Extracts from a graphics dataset
◆ ◆ ◆ ◆

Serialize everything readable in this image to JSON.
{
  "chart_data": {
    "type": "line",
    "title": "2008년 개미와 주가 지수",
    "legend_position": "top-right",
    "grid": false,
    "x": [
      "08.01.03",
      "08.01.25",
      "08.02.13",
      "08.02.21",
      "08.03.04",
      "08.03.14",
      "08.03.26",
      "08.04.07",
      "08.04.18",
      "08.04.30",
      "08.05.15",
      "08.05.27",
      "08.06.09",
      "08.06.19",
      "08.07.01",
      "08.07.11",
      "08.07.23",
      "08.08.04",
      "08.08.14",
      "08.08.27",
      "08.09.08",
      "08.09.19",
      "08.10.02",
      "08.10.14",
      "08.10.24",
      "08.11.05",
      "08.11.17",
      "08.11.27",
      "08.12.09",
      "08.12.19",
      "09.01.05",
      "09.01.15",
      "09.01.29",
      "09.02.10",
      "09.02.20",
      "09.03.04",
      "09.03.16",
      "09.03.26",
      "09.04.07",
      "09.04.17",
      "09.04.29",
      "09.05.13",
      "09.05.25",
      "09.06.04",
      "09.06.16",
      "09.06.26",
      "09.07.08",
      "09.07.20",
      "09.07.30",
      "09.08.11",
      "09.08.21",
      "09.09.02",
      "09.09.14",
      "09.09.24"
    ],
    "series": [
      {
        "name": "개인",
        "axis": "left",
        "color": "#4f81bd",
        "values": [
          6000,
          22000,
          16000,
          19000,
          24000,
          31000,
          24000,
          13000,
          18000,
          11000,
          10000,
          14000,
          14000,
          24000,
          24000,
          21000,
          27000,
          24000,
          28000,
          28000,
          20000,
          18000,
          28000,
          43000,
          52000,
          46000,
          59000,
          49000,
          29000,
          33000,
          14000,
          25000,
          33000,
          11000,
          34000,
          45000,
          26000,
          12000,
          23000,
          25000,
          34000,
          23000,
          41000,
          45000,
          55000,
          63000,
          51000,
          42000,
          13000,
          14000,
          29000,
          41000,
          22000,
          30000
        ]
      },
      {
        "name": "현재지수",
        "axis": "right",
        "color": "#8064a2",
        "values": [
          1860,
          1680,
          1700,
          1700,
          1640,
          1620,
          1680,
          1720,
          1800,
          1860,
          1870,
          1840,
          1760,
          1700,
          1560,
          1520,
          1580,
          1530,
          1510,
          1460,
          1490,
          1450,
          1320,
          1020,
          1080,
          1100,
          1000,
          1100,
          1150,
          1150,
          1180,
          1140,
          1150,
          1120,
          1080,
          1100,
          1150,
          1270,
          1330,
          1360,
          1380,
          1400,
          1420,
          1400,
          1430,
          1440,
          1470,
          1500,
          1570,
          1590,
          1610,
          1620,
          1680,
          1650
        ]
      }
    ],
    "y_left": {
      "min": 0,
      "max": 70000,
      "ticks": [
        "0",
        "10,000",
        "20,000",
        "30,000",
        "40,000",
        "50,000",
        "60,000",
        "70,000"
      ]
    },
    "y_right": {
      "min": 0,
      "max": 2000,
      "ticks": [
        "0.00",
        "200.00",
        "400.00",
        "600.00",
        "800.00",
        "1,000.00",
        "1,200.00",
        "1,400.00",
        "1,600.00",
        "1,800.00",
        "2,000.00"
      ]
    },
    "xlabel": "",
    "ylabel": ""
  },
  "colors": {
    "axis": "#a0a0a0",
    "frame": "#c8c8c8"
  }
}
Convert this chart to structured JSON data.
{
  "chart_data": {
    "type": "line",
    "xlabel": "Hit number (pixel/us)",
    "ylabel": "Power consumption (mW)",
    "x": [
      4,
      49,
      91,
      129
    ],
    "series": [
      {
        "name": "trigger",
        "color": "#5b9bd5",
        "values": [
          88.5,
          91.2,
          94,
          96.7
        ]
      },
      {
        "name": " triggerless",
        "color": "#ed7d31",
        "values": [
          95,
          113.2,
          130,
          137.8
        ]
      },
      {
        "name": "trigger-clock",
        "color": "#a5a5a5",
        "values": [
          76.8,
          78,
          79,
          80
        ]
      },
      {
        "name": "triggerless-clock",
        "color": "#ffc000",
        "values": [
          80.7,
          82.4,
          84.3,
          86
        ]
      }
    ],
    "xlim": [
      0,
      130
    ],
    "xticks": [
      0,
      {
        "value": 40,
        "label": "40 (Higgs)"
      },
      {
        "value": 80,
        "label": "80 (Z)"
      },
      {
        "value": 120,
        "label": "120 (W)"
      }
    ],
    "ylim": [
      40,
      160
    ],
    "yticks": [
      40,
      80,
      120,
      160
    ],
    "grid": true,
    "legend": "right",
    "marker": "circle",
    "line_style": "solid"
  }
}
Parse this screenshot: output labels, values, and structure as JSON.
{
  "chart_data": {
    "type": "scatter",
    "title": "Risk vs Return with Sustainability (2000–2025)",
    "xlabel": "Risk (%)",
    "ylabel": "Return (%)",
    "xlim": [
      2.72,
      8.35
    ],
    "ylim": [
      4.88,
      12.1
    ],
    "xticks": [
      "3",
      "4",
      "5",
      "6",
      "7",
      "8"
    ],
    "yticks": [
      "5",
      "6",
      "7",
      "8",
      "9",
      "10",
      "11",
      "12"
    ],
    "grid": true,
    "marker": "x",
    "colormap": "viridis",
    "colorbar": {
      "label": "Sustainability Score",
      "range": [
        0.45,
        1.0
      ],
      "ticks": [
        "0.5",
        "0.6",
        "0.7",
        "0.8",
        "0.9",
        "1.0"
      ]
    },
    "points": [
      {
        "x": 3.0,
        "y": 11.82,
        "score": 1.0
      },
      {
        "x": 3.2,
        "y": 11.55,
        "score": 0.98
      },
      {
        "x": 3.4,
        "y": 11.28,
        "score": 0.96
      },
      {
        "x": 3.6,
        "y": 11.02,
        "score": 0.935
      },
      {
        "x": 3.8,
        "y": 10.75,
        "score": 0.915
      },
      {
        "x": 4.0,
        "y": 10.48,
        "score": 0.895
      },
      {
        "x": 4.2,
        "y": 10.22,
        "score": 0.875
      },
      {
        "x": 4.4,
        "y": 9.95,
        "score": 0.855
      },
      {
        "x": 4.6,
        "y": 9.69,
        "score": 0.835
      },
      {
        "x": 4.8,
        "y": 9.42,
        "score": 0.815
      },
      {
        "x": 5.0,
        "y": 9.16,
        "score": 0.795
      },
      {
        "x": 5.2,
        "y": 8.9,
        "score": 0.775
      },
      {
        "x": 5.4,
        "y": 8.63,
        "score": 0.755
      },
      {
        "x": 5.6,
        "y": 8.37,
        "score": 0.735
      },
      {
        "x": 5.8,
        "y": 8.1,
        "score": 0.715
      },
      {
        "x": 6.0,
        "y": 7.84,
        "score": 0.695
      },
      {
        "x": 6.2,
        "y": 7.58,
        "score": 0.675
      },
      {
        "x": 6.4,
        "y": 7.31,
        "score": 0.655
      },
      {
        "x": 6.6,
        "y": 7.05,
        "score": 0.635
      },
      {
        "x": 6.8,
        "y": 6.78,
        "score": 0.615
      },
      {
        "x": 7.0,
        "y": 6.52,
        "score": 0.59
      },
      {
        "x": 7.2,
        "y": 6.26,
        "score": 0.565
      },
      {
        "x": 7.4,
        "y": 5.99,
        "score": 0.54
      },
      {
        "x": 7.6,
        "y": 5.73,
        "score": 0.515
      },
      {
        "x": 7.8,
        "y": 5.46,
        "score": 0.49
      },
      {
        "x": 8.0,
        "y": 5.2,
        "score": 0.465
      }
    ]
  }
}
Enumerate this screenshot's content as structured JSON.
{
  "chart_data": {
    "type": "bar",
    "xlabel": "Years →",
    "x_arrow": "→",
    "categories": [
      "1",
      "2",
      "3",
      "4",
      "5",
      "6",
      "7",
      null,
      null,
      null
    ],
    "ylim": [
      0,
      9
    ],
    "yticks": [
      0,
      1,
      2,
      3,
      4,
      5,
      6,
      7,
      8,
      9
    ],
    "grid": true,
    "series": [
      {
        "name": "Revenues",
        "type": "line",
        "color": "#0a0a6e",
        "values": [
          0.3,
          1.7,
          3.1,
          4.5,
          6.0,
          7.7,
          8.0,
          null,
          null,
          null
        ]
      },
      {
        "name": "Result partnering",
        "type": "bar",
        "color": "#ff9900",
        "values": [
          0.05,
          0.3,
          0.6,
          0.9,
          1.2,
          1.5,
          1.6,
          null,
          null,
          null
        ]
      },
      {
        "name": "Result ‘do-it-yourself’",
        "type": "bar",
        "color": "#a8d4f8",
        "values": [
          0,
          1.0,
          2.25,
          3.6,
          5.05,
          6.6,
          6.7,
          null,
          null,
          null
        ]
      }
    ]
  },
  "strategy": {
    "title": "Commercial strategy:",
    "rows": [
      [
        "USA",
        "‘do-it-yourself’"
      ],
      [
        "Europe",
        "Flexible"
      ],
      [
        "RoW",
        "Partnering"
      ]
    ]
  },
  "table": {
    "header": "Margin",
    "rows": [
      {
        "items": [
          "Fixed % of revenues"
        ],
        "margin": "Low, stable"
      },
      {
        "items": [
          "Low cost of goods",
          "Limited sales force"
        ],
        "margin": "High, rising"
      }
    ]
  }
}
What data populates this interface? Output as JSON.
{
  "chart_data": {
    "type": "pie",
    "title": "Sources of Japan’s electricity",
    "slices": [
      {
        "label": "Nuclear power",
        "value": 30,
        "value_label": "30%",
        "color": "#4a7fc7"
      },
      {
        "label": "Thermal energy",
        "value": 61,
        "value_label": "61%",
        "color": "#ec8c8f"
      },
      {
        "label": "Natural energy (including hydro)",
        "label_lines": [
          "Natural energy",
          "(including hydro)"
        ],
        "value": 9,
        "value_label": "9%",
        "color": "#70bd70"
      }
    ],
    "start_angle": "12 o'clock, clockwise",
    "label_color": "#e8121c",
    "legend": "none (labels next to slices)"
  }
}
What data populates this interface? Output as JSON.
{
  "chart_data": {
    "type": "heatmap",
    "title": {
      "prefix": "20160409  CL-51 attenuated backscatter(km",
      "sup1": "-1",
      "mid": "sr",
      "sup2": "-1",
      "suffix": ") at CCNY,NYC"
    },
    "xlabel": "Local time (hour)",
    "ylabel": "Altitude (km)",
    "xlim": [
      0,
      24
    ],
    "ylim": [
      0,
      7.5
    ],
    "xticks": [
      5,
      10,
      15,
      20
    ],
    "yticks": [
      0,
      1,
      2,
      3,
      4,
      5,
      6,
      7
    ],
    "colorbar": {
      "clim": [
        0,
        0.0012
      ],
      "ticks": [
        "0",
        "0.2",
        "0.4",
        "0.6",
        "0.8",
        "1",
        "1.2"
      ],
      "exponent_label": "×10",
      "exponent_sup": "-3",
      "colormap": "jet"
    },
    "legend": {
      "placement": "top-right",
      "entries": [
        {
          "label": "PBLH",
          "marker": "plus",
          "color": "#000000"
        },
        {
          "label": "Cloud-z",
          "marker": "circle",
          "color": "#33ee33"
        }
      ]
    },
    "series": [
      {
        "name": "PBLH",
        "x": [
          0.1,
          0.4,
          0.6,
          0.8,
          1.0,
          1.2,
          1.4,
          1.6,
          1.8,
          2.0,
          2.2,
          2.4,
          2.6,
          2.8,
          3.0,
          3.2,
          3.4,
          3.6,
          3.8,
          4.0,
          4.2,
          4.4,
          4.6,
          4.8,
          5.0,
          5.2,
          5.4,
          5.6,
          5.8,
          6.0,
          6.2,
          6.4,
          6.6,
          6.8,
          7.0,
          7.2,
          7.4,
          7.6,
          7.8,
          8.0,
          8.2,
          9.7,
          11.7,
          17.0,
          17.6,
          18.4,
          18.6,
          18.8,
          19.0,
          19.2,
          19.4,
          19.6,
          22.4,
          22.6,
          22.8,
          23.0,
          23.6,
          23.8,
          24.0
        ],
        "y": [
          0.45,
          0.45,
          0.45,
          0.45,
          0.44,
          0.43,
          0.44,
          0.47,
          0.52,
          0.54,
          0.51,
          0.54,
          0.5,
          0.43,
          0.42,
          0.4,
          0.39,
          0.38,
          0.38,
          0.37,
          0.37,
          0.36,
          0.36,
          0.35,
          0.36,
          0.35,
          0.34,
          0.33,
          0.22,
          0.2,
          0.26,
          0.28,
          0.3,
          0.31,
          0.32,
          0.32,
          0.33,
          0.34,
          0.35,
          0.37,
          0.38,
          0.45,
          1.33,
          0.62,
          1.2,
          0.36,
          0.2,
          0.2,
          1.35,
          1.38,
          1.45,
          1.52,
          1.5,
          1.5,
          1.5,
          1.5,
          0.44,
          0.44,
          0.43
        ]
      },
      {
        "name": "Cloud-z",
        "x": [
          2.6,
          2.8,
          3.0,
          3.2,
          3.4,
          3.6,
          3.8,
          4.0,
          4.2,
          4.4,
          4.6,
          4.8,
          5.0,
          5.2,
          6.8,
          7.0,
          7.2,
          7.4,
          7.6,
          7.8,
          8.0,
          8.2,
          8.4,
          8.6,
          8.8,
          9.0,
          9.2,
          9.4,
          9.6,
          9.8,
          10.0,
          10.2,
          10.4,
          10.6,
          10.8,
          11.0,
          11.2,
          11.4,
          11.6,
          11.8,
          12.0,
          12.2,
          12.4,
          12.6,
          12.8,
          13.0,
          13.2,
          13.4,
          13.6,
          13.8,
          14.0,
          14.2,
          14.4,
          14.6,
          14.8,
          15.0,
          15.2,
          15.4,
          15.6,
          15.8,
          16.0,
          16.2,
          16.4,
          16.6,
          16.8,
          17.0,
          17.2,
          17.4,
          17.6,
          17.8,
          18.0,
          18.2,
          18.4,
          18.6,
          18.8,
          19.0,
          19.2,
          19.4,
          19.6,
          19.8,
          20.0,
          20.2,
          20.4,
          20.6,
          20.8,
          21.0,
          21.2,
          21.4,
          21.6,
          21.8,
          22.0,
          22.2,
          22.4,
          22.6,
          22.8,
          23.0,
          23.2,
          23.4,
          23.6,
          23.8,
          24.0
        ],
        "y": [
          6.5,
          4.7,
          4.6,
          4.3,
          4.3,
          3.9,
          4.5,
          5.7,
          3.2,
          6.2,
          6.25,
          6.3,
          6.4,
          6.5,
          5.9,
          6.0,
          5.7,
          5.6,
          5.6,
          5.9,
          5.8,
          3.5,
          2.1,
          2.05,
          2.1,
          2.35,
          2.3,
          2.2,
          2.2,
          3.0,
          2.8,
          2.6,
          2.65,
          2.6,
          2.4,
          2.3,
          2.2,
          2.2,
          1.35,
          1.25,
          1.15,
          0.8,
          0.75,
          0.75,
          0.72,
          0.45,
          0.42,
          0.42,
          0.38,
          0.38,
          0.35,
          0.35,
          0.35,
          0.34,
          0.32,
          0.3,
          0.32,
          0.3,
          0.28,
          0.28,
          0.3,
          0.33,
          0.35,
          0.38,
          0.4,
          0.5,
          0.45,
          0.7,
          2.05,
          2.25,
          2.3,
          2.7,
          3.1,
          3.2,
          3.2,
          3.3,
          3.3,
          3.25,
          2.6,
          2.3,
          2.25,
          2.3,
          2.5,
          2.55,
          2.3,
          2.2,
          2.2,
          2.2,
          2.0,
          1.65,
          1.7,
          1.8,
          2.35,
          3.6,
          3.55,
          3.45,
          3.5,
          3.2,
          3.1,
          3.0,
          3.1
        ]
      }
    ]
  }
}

◆ ◆ ◆ ◆

§ **WHAT IS ASKED**: Count the lines that include the word "structured" and state the result as a bare number.

§ **SOLUTION TO THE EXERCISE**: 2